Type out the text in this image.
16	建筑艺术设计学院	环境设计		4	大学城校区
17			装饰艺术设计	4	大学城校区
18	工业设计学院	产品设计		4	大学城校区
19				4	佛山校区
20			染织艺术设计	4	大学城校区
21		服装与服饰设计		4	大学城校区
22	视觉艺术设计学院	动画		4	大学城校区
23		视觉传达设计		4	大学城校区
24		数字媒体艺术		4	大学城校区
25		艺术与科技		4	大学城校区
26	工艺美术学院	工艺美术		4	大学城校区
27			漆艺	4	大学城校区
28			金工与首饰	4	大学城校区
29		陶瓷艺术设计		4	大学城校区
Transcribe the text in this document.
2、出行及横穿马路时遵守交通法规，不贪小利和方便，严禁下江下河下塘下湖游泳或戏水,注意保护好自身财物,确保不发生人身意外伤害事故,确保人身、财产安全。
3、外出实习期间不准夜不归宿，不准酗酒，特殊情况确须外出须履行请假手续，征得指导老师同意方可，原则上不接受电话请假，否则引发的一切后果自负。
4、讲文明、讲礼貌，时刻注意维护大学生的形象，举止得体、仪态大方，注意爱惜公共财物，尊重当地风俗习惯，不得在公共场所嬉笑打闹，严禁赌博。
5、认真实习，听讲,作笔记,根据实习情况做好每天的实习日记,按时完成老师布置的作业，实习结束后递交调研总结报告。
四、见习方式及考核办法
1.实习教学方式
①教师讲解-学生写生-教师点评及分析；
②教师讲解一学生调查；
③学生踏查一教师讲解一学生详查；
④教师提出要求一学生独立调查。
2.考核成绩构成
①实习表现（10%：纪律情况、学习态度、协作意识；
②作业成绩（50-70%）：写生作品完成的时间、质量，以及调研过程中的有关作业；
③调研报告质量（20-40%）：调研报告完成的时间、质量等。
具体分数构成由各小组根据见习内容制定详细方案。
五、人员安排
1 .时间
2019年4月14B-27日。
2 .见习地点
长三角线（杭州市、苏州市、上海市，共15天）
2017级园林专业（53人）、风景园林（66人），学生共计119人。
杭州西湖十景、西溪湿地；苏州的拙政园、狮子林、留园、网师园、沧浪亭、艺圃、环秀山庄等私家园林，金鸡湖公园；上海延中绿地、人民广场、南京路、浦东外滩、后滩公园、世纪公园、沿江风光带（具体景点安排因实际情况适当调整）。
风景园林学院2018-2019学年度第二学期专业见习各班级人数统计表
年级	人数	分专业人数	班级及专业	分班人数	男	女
━━━━━━━━━━━━━━━━
> [Problem]: Exactly as shown above, return every record.

> [Expected answer]:
Type out the text in this image.
16	建筑艺术设计学院	环境设计		4	大学城校区
17			装饰艺术设计	4	大学城校区
18	工业设计学院	产品设计		4	大学城校区
19				4	佛山校区
20			染织艺术设计	4	大学城校区
21		服装与服饰设计		4	大学城校区
22	视觉艺术设计学院	动画		4	大学城校区
23		视觉传达设计		4	大学城校区
24		数字媒体艺术		4	大学城校区
25		艺术与科技		4	大学城校区
26	工艺美术学院	工艺美术		4	大学城校区
27			漆艺	4	大学城校区
28			金工与首饰	4	大学城校区
29		陶瓷艺术设计		4	大学城校区
Transcribe the text in this document.
2、出行及横穿马路时遵守交通法规，不贪小利和方便，严禁下江下河下塘下湖游泳或戏水,注意保护好自身财物,确保不发生人身意外伤害事故,确保人身、财产安全。
3、外出实习期间不准夜不归宿，不准酗酒，特殊情况确须外出须履行请假手续，征得指导老师同意方可，原则上不接受电话请假，否则引发的一切后果自负。
4、讲文明、讲礼貌，时刻注意维护大学生的形象，举止得体、仪态大方，注意爱惜公共财物，尊重当地风俗习惯，不得在公共场所嬉笑打闹，严禁赌博。
5、认真实习，听讲,作笔记,根据实习情况做好每天的实习日记,按时完成老师布置的作业，实习结束后递交调研总结报告。
四、见习方式及考核办法
1.实习教学方式
①教师讲解-学生写生-教师点评及分析；
②教师讲解一学生调查；
③学生踏查一教师讲解一学生详查；
④教师提出要求一学生独立调查。
2.考核成绩构成
①实习表现（10%：纪律情况、学习态度、协作意识；
②作业成绩（50-70%）：写生作品完成的时间、质量，以及调研过程中的有关作业；
③调研报告质量（20-40%）：调研报告完成的时间、质量等。
具体分数构成由各小组根据见习内容制定详细方案。
五、人员安排
1 .时间
2019年4月14B-27日。
2 .见习地点
长三角线（杭州市、苏州市、上海市，共15天）
2017级园林专业（53人）、风景园林（66人），学生共计119人。
杭州西湖十景、西溪湿地；苏州的拙政园、狮子林、留园、网师园、沧浪亭、艺圃、环秀山庄等私家园林，金鸡湖公园；上海延中绿地、人民广场、南京路、浦东外滩、后滩公园、世纪公园、沿江风光带（具体景点安排因实际情况适当调整）。
风景园林学院2018-2019学年度第二学期专业见习各班级人数统计表
年级	人数	分专业人数	班级及专业	分班人数	男	女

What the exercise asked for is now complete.